Can you copy out, unchanged, everything from the start of the entries down to the line containing "body-paragraph: Riikan identiteetti", including that line?

[Raw entries]

>>>

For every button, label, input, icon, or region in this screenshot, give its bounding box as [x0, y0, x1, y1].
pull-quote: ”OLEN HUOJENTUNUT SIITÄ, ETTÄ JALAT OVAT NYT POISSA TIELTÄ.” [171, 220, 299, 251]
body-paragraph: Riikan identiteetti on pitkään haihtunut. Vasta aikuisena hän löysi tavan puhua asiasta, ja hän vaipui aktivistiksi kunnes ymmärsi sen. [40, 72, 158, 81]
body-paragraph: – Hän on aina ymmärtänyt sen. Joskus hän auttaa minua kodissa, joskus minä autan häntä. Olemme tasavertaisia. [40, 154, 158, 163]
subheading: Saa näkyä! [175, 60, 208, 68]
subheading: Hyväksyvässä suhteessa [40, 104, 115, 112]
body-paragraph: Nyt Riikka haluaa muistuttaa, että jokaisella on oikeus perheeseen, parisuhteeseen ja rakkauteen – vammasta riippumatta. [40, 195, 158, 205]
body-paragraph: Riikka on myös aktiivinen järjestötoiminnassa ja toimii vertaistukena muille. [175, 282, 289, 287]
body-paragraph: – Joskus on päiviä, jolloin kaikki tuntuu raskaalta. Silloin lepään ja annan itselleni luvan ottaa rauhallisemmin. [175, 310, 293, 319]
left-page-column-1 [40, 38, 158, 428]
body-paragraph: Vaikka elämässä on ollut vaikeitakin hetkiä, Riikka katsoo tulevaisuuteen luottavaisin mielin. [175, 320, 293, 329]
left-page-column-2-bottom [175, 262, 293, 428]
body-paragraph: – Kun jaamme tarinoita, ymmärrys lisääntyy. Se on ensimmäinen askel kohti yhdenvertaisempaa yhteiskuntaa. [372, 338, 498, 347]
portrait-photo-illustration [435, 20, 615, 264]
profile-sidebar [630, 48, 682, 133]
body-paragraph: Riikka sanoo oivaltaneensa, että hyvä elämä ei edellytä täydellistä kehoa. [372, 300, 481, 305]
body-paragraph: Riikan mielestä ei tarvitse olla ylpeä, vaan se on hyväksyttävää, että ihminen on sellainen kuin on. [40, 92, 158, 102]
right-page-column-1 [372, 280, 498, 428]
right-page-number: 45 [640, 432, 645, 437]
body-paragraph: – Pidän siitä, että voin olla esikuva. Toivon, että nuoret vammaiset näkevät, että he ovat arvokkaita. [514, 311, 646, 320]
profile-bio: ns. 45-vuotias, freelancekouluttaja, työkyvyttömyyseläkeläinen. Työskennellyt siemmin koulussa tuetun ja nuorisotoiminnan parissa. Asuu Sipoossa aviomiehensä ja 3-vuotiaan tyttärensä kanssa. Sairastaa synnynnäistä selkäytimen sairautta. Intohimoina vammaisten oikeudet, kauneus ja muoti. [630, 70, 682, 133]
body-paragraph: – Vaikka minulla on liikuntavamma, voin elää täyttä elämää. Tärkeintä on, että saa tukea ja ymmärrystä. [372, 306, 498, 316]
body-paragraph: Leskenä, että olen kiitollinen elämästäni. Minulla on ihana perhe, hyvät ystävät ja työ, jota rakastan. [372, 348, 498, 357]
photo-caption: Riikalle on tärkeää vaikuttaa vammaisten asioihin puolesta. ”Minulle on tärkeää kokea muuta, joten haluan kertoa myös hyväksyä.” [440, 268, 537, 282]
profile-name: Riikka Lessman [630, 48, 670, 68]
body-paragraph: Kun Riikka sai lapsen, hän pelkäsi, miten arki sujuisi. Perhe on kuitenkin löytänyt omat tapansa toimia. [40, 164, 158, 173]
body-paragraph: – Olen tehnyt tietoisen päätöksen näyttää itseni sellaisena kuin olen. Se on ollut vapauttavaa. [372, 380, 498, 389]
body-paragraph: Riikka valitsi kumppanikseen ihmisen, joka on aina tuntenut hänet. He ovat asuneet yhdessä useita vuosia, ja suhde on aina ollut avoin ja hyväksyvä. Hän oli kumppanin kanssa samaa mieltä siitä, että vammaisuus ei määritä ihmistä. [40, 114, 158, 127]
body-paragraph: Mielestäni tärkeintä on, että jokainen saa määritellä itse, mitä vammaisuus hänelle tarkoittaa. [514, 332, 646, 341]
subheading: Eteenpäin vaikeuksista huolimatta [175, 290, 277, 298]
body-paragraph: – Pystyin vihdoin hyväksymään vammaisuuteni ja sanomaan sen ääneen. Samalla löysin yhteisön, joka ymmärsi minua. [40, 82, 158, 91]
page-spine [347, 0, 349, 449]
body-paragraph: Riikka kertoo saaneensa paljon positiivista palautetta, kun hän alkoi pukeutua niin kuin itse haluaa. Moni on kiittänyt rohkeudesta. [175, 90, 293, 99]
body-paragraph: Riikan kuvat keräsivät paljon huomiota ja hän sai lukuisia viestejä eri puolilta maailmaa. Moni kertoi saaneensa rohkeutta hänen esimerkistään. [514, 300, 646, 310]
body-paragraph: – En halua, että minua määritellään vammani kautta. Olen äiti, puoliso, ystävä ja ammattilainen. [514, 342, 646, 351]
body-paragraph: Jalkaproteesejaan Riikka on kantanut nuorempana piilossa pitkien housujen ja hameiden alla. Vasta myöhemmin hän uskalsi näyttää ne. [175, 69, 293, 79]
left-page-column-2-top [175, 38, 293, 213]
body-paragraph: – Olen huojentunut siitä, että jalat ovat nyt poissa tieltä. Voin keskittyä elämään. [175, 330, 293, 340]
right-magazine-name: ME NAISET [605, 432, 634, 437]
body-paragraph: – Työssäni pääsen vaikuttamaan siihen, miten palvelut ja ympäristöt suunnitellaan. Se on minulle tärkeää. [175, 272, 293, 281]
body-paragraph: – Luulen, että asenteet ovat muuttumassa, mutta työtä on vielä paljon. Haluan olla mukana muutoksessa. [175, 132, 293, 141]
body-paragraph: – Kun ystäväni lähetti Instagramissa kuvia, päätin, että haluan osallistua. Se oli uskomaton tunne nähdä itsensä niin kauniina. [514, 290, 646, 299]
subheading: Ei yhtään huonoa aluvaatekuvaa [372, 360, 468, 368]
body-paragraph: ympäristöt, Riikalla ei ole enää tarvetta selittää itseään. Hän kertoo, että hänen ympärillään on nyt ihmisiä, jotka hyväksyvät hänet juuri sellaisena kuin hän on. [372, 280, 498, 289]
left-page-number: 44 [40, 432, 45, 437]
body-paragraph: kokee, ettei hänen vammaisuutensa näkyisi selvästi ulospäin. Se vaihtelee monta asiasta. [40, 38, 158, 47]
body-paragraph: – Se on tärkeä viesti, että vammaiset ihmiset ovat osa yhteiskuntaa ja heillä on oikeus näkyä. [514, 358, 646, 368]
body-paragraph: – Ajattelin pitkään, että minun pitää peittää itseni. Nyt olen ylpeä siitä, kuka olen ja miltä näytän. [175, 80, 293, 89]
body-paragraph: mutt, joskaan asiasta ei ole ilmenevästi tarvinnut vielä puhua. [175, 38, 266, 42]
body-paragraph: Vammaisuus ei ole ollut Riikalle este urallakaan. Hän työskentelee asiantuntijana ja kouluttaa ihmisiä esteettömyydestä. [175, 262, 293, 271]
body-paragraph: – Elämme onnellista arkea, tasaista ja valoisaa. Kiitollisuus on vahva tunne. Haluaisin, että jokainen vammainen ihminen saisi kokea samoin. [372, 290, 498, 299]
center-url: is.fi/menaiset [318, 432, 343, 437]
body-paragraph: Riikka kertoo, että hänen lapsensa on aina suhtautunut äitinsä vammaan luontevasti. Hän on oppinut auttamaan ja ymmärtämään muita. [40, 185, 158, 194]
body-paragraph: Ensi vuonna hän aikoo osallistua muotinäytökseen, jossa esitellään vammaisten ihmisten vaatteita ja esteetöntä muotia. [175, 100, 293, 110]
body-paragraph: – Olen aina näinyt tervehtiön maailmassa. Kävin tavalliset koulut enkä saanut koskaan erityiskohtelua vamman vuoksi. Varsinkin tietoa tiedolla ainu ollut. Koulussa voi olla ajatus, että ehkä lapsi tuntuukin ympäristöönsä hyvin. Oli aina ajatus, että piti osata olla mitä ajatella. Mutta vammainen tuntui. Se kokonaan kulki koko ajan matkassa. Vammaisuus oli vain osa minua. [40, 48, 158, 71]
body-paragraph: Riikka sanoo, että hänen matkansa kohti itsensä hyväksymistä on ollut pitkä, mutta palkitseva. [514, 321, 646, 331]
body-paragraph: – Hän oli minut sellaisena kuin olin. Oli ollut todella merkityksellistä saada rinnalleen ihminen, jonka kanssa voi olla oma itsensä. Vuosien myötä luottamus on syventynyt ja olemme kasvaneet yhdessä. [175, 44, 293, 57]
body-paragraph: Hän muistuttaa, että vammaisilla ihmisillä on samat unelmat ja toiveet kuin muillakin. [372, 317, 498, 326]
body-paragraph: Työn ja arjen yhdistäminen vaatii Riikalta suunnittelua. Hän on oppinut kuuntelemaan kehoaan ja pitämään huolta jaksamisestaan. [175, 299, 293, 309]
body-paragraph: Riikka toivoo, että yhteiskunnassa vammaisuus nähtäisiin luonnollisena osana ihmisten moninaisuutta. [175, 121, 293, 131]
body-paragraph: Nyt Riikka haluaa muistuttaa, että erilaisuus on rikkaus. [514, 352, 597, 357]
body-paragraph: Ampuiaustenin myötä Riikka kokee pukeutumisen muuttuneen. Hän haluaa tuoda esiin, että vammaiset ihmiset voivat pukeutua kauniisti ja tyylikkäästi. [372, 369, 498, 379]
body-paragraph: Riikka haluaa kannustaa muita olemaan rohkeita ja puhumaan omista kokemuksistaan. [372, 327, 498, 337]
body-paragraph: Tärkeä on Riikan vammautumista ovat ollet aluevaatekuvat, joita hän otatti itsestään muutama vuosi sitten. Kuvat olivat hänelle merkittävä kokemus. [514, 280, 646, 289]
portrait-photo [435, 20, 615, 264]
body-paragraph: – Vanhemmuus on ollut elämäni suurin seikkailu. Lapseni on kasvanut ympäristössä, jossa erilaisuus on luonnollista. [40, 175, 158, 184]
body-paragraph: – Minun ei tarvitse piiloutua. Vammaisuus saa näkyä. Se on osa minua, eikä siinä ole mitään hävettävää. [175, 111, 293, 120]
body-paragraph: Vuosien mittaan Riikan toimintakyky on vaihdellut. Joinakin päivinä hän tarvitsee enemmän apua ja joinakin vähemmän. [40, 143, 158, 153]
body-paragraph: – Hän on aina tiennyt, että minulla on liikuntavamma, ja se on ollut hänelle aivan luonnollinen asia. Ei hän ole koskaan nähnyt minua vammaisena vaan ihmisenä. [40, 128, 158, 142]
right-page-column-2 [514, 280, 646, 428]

<<<

◆ ANSWER TO THIS EXERCISE:
For every button, label, input, icon, or region in this screenshot, give its bounding box as [x0, y0, x1, y1].
pull-quote: ”OLEN HUOJENTUNUT SIITÄ, ETTÄ JALAT OVAT NYT POISSA TIELTÄ.” [171, 220, 299, 251]
body-paragraph: Riikan identiteetti on pitkään haihtunut. Vasta aikuisena hän löysi tavan puhua asiasta, ja hän vaipui aktivistiksi kunnes ymmärsi sen. [40, 72, 158, 81]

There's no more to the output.